--- SHORT PROBLEM ---
Find each line with "text" and copy it.

(Extracted data entries)

begin

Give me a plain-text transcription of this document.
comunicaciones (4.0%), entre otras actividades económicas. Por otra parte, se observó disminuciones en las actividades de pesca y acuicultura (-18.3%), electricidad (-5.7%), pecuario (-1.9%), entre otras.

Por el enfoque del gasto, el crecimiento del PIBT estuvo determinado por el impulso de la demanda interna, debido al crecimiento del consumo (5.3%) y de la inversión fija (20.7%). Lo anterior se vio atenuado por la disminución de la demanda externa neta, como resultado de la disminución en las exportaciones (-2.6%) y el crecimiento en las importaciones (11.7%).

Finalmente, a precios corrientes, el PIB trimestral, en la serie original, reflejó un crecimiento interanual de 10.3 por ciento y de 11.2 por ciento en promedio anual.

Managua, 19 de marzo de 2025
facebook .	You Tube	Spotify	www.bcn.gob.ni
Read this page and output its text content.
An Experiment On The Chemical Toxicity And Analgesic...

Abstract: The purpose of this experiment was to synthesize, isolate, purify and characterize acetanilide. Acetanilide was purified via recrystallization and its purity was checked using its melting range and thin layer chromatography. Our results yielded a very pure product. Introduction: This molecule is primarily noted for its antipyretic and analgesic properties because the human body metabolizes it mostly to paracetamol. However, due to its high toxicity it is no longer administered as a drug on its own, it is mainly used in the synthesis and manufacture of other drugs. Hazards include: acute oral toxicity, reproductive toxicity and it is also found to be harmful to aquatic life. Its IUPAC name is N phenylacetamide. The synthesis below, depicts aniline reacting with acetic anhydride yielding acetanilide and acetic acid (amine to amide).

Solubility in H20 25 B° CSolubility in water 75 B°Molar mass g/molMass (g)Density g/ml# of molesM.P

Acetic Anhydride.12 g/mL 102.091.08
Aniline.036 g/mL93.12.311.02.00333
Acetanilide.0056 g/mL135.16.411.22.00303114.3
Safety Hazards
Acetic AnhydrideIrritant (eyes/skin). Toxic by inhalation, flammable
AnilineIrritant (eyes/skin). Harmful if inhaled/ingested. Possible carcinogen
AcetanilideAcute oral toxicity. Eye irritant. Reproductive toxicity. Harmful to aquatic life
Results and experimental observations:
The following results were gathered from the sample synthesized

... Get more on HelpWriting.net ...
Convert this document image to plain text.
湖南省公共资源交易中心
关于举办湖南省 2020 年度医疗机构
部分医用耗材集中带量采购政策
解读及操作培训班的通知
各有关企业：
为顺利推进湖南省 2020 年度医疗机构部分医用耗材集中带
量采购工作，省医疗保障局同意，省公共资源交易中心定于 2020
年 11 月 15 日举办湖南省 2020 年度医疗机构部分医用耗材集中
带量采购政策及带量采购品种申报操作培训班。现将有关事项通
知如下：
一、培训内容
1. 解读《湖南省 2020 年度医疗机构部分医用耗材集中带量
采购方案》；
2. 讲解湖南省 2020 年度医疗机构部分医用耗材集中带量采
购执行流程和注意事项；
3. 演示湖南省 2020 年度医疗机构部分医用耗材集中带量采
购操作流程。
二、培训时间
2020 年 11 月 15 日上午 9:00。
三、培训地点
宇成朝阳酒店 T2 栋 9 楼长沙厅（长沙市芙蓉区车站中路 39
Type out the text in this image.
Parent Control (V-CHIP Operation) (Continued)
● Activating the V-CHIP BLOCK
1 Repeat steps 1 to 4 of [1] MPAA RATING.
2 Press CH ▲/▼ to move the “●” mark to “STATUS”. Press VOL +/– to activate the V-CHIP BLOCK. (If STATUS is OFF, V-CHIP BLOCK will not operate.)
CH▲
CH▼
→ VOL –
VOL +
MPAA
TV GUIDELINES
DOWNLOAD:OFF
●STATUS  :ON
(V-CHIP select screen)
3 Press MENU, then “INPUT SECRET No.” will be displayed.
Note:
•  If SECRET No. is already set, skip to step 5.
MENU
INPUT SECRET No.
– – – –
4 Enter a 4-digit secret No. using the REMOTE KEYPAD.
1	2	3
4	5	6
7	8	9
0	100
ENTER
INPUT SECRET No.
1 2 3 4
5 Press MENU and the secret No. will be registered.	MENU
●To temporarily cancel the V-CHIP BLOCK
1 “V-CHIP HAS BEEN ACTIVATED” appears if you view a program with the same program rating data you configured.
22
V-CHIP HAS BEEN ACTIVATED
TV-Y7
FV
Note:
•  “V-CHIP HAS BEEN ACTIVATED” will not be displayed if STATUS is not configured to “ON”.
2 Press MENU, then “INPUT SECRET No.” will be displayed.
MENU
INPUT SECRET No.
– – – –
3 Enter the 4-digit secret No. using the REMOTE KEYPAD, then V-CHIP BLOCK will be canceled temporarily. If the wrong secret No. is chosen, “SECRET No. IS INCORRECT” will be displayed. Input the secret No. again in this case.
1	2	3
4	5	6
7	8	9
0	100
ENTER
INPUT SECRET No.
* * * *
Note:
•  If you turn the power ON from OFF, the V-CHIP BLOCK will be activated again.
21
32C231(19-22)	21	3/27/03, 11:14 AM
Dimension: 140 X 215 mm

end

--- RESULT OF THIS TASK ---
Give me a plain-text transcription of this document.
Read this page and output its text content.
Convert this document image to plain text.
Type out the text in this image.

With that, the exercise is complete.